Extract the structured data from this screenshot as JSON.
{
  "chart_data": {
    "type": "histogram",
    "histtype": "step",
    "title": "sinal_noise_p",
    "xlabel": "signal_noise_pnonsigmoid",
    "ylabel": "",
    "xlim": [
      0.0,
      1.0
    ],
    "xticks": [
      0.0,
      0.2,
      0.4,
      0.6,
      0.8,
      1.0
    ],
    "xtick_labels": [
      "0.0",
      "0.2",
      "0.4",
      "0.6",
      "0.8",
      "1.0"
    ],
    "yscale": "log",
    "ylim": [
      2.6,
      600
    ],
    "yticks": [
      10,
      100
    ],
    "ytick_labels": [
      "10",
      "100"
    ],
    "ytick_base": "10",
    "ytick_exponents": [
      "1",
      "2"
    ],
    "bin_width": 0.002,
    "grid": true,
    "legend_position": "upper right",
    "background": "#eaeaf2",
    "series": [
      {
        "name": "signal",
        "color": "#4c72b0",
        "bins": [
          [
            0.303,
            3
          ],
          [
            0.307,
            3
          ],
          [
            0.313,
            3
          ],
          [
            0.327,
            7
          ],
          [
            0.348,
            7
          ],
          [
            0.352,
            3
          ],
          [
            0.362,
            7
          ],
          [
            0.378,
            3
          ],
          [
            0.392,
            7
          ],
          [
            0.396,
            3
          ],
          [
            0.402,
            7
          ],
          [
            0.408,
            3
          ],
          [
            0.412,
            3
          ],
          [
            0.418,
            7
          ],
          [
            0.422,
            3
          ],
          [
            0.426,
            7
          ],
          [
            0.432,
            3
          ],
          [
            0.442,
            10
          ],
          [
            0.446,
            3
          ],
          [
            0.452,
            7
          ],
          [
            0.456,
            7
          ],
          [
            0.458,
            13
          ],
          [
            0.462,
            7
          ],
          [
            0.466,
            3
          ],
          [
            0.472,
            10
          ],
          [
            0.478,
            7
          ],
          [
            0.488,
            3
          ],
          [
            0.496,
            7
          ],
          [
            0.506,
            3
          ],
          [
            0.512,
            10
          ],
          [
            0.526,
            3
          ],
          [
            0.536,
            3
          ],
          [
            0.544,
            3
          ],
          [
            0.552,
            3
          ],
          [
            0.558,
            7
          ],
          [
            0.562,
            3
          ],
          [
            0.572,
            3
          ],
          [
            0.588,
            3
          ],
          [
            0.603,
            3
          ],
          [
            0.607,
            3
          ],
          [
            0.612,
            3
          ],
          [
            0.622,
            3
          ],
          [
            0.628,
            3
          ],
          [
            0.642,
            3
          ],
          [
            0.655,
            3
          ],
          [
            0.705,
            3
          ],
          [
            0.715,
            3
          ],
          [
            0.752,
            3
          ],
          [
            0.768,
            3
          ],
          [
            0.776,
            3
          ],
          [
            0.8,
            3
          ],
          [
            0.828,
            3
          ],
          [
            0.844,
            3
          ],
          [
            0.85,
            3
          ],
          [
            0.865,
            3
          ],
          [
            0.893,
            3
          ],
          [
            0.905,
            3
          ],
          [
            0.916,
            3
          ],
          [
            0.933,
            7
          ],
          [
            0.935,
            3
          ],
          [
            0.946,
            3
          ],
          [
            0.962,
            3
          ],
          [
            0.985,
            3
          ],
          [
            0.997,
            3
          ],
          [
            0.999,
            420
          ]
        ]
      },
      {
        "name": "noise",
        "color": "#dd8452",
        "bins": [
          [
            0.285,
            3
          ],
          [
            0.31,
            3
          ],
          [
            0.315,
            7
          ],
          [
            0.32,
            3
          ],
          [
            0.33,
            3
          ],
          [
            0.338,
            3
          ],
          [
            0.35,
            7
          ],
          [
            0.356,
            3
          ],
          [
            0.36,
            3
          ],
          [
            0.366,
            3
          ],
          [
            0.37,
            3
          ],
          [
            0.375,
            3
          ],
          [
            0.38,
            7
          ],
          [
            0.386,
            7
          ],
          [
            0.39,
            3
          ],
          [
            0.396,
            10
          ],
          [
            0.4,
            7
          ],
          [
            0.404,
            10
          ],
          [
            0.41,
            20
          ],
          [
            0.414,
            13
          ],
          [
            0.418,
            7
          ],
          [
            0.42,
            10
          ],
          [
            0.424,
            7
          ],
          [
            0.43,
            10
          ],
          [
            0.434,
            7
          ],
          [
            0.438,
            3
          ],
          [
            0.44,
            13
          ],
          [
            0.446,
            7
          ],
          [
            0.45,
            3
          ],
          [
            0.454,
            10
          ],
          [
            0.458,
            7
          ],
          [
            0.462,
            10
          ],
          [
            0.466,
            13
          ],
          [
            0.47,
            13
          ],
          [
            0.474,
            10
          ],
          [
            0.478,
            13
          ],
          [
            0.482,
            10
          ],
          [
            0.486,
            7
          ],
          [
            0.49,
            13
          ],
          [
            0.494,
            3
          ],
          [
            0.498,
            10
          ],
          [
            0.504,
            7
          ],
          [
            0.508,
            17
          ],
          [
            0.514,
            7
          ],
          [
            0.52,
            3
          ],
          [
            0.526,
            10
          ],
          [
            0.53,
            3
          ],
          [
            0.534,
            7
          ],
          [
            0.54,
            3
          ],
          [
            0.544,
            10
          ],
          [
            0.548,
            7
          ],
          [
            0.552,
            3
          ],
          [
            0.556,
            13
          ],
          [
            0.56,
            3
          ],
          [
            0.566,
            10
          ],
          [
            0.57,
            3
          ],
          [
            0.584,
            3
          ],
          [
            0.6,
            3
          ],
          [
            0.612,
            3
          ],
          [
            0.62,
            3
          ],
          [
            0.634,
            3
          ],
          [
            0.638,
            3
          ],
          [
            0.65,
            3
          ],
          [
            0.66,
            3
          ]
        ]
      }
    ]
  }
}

###

> **THE TASK**
Copy every record exactly as presented.

> **SOLUTION TO THIS TASK**
Extract the structured data from this screenshot as JSON.
{
  "chart_data": {
    "type": "histogram",
    "histtype": "step",
    "title": "sinal_noise_p",
    "xlabel": "signal_noise_pnonsigmoid",
    "ylabel": "",
    "xlim": [
      0.0,
      1.0
    ],
    "xticks": [
      0.0,
      0.2,
      0.4,
      0.6,
      0.8,
      1.0
    ],
    "xtick_labels": [
      "0.0",
      "0.2",
      "0.4",
      "0.6",
      "0.8",
      "1.0"
    ],
    "yscale": "log",
    "ylim": [
      2.6,
      600
    ],
    "yticks": [
      10,
      100
    ],
    "ytick_labels": [
      "10",
      "100"
    ],
    "ytick_base": "10",
    "ytick_exponents": [
      "1",
      "2"
    ],
    "bin_width": 0.002,
    "grid": true,
    "legend_position": "upper right",
    "background": "#eaeaf2",
    "series": [
      {
        "name": "signal",
        "color": "#4c72b0",
        "bins": [
          [
            0.303,
            3
          ],
          [
            0.307,
            3
          ],
          [
            0.313,
            3
          ],
          [
            0.327,
            7
          ],
          [
            0.348,
            7
          ],
          [
            0.352,
            3
          ],
          [
            0.362,
            7
          ],
          [
            0.378,
            3
          ],
          [
            0.392,
            7
          ],
          [
            0.396,
            3
          ],
          [
            0.402,
            7
          ],
          [
            0.408,
            3
          ],
          [
            0.412,
            3
          ],
          [
            0.418,
            7
          ],
          [
            0.422,
            3
          ],
          [
            0.426,
            7
          ],
          [
            0.432,
            3
          ],
          [
            0.442,
            10
          ],
          [
            0.446,
            3
          ],
          [
            0.452,
            7
          ],
          [
            0.456,
            7
          ],
          [
            0.458,
            13
          ],
          [
            0.462,
            7
          ],
          [
            0.466,
            3
          ],
          [
            0.472,
            10
          ],
          [
            0.478,
            7
          ],
          [
            0.488,
            3
          ],
          [
            0.496,
            7
          ],
          [
            0.506,
            3
          ],
          [
            0.512,
            10
          ],
          [
            0.526,
            3
          ],
          [
            0.536,
            3
          ],
          [
            0.544,
            3
          ],
          [
            0.552,
            3
          ],
          [
            0.558,
            7
          ],
          [
            0.562,
            3
          ],
          [
            0.572,
            3
          ],
          [
            0.588,
            3
          ],
          [
            0.603,
            3
          ],
          [
            0.607,
            3
          ],
          [
            0.612,
            3
          ],
          [
            0.622,
            3
          ],
          [
            0.628,
            3
          ],
          [
            0.642,
            3
          ],
          [
            0.655,
            3
          ],
          [
            0.705,
            3
          ],
          [
            0.715,
            3
          ],
          [
            0.752,
            3
          ],
          [
            0.768,
            3
          ],
          [
            0.776,
            3
          ],
          [
            0.8,
            3
          ],
          [
            0.828,
            3
          ],
          [
            0.844,
            3
          ],
          [
            0.85,
            3
          ],
          [
            0.865,
            3
          ],
          [
            0.893,
            3
          ],
          [
            0.905,
            3
          ],
          [
            0.916,
            3
          ],
          [
            0.933,
            7
          ],
          [
            0.935,
            3
          ],
          [
            0.946,
            3
          ],
          [
            0.962,
            3
          ],
          [
            0.985,
            3
          ],
          [
            0.997,
            3
          ],
          [
            0.999,
            420
          ]
        ]
      },
      {
        "name": "noise",
        "color": "#dd8452",
        "bins": [
          [
            0.285,
            3
          ],
          [
            0.31,
            3
          ],
          [
            0.315,
            7
          ],
          [
            0.32,
            3
          ],
          [
            0.33,
            3
          ],
          [
            0.338,
            3
          ],
          [
            0.35,
            7
          ],
          [
            0.356,
            3
          ],
          [
            0.36,
            3
          ],
          [
            0.366,
            3
          ],
          [
            0.37,
            3
          ],
          [
            0.375,
            3
          ],
          [
            0.38,
            7
          ],
          [
            0.386,
            7
          ],
          [
            0.39,
            3
          ],
          [
            0.396,
            10
          ],
          [
            0.4,
            7
          ],
          [
            0.404,
            10
          ],
          [
            0.41,
            20
          ],
          [
            0.414,
            13
          ],
          [
            0.418,
            7
          ],
          [
            0.42,
            10
          ],
          [
            0.424,
            7
          ],
          [
            0.43,
            10
          ],
          [
            0.434,
            7
          ],
          [
            0.438,
            3
          ],
          [
            0.44,
            13
          ],
          [
            0.446,
            7
          ],
          [
            0.45,
            3
          ],
          [
            0.454,
            10
          ],
          [
            0.458,
            7
          ],
          [
            0.462,
            10
          ],
          [
            0.466,
            13
          ],
          [
            0.47,
            13
          ],
          [
            0.474,
            10
          ],
          [
            0.478,
            13
          ],
          [
            0.482,
            10
          ],
          [
            0.486,
            7
          ],
          [
            0.49,
            13
          ],
          [
            0.494,
            3
          ],
          [
            0.498,
            10
          ],
          [
            0.504,
            7
          ],
          [
            0.508,
            17
          ],
          [
            0.514,
            7
          ],
          [
            0.52,
            3
          ],
          [
            0.526,
            10
          ],
          [
            0.53,
            3
          ],
          [
            0.534,
            7
          ],
          [
            0.54,
            3
          ],
          [
            0.544,
            10
          ],
          [
            0.548,
            7
          ],
          [
            0.552,
            3
          ],
          [
            0.556,
            13
          ],
          [
            0.56,
            3
          ],
          [
            0.566,
            10
          ],
          [
            0.57,
            3
          ],
          [
            0.584,
            3
          ],
          [
            0.6,
            3
          ],
          [
            0.612,
            3
          ],
          [
            0.62,
            3
          ],
          [
            0.634,
            3
          ],
          [
            0.638,
            3
          ],
          [
            0.65,
            3
          ],
          [
            0.66,
            3
          ]
        ]
      }
    ]
  }
}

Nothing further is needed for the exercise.